►

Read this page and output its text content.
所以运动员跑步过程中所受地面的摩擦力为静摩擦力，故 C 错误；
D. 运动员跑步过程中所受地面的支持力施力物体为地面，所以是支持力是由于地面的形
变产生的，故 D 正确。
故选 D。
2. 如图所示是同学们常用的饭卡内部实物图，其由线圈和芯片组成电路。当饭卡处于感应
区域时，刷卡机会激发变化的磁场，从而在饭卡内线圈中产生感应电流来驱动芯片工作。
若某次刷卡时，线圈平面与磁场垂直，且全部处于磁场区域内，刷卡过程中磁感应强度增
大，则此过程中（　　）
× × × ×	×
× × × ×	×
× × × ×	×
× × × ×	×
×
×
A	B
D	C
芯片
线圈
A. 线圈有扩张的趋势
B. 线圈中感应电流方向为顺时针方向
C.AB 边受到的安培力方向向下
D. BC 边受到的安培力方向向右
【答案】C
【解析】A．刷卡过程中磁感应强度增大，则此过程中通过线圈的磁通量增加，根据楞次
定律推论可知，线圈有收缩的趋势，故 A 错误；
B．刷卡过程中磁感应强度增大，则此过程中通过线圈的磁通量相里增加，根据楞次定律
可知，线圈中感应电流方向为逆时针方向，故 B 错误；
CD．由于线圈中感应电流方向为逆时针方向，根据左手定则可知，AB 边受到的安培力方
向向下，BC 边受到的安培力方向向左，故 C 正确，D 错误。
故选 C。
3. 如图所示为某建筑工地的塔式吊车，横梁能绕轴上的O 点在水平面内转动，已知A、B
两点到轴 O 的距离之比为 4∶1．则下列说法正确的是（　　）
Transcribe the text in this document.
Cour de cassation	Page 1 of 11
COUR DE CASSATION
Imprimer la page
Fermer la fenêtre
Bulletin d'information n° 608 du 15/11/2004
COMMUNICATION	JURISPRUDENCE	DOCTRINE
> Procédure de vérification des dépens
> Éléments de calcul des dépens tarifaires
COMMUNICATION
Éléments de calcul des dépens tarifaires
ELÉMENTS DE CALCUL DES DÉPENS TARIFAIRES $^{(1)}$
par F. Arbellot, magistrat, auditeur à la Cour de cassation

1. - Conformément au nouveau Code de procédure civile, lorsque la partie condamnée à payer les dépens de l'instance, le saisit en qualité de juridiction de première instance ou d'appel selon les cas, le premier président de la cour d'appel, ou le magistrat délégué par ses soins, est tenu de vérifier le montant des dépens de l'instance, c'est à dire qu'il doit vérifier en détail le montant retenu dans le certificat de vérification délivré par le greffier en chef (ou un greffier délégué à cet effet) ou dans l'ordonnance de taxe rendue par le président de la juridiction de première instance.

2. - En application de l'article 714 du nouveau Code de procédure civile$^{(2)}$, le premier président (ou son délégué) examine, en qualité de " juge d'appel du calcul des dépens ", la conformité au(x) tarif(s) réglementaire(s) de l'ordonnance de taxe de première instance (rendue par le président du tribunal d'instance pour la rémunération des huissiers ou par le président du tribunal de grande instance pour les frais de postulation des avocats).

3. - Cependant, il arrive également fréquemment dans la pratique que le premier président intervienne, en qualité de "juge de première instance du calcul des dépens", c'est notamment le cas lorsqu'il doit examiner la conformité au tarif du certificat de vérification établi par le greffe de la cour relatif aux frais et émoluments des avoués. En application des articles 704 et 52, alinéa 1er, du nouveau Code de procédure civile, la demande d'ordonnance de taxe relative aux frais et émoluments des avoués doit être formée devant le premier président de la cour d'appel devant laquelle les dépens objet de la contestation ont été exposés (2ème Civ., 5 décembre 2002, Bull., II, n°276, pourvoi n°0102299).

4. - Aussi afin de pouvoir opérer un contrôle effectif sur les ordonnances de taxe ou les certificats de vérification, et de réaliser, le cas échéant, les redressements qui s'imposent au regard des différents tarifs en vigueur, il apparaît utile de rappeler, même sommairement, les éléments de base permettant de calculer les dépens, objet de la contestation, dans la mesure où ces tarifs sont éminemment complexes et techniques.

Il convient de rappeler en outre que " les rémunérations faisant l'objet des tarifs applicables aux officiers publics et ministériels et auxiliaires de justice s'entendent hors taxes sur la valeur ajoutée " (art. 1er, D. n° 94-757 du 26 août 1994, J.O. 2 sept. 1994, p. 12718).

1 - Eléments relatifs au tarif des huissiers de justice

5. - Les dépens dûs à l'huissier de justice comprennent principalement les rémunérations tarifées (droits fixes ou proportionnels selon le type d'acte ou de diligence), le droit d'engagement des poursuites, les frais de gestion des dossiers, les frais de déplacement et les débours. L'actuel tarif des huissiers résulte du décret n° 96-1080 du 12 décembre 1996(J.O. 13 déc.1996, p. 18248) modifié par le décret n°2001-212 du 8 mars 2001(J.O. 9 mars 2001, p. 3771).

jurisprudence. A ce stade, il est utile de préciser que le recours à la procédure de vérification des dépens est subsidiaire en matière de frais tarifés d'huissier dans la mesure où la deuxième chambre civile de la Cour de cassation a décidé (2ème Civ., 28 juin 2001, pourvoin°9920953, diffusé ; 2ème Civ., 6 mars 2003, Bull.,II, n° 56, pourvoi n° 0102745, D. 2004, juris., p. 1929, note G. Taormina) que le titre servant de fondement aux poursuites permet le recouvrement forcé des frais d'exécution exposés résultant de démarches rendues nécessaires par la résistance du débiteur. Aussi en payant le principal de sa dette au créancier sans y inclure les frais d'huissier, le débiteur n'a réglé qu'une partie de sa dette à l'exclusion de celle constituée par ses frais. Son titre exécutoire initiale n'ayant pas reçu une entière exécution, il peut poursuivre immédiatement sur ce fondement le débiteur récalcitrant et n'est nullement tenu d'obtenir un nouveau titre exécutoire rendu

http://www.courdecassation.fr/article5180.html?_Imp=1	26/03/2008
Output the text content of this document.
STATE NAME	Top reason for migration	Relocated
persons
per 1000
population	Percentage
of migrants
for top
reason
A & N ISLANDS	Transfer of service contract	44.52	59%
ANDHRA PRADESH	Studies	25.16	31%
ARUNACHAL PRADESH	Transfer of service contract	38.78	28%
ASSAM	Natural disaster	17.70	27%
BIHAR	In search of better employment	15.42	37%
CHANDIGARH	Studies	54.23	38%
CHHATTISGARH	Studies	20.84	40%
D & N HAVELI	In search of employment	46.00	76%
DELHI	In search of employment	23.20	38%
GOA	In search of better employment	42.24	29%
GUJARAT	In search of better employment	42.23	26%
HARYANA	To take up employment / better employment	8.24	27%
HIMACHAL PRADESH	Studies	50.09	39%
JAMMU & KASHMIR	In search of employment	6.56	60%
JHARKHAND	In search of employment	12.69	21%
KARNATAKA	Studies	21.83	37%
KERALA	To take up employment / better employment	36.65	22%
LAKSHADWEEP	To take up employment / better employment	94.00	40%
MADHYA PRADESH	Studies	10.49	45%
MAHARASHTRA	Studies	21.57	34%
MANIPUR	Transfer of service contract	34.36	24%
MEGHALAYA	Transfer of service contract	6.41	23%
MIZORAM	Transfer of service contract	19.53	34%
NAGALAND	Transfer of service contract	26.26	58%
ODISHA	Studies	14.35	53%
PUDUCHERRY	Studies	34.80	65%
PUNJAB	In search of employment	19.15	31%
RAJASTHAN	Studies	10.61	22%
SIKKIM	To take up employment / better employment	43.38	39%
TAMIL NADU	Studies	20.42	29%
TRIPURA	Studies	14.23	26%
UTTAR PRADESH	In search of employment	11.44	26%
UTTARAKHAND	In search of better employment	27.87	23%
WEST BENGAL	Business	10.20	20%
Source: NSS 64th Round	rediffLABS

◄

Write out every line of the entries that holds the word "première".

## [SOLUTION TO THE EXERCISE]
1. - Conformément au nouveau Code de procédure civile, lorsque la partie condamnée à payer les dépens de l'instance, le saisit en qualité de juridiction de première instance ou d'appel selon les cas, le premier président de la cour d'appel, ou le magistrat délégué par ses soins, est tenu de vérifier le montant des dépens de l'instance, c'est à dire qu'il doit vérifier en détail le montant retenu dans le certificat de vérification délivré par le greffier en chef (ou un greffier délégué à cet effet) ou dans l'ordonnance de taxe rendue par le président de la juridiction de première instance.
2. - En application de l'article 714 du nouveau Code de procédure civile$^{(2)}$, le premier président (ou son délégué) examine, en qualité de " juge d'appel du calcul des dépens ", la conformité au(x) tarif(s) réglementaire(s) de l'ordonnance de taxe de première instance (rendue par le président du tribunal d'instance pour la rémunération des huissiers ou par le président du tribunal de grande instance pour les frais de postulation des avocats).
3. - Cependant, il arrive également fréquemment dans la pratique que le premier président intervienne, en qualité de "juge de première instance du calcul des dépens", c'est notamment le cas lorsqu'il doit examiner la conformité au tarif du certificat de vérification établi par le greffe de la cour relatif aux frais et émoluments des avoués. En application des articles 704 et 52, alinéa 1er, du nouveau Code de procédure civile, la demande d'ordonnance de taxe relative aux frais et émoluments des avoués doit être formée devant le premier président de la cour d'appel devant laquelle les dépens objet de la contestation ont été exposés (2ème Civ., 5 décembre 2002, Bull., II, n°276, pourvoi n°0102299).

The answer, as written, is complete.